Exercise: Search the records for "попечителей". Copy every line where it appears.

A block of data:
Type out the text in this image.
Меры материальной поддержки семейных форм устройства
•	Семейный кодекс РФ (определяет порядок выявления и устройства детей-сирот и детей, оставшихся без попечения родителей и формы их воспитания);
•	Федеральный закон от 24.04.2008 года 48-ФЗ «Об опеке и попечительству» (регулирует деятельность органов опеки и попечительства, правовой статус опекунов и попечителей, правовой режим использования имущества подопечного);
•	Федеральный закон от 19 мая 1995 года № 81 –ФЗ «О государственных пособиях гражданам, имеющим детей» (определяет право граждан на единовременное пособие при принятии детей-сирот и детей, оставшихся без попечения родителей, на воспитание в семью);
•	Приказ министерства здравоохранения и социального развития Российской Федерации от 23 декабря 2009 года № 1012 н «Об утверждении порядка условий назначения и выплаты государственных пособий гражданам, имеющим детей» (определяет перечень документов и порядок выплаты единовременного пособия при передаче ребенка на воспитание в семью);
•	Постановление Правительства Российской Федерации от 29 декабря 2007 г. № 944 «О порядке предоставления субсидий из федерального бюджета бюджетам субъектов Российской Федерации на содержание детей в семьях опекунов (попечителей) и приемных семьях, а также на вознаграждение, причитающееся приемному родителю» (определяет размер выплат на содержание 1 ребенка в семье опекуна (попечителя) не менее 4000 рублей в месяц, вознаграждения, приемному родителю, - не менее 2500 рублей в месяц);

Finished task:
•	Федеральный закон от 24.04.2008 года 48-ФЗ «Об опеке и попечительству» (регулирует деятельность органов опеки и попечительства, правовой статус опекунов и попечителей, правовой режим использования имущества подопечного);
•	Постановление Правительства Российской Федерации от 29 декабря 2007 г. № 944 «О порядке предоставления субсидий из федерального бюджета бюджетам субъектов Российской Федерации на содержание детей в семьях опекунов (попечителей) и приемных семьях, а также на вознаграждение, причитающееся приемному родителю» (определяет размер выплат на содержание 1 ребенка в семье опекуна (попечителя) не менее 4000 рублей в месяц, вознаграждения, приемному родителю, - не менее 2500 рублей в месяц);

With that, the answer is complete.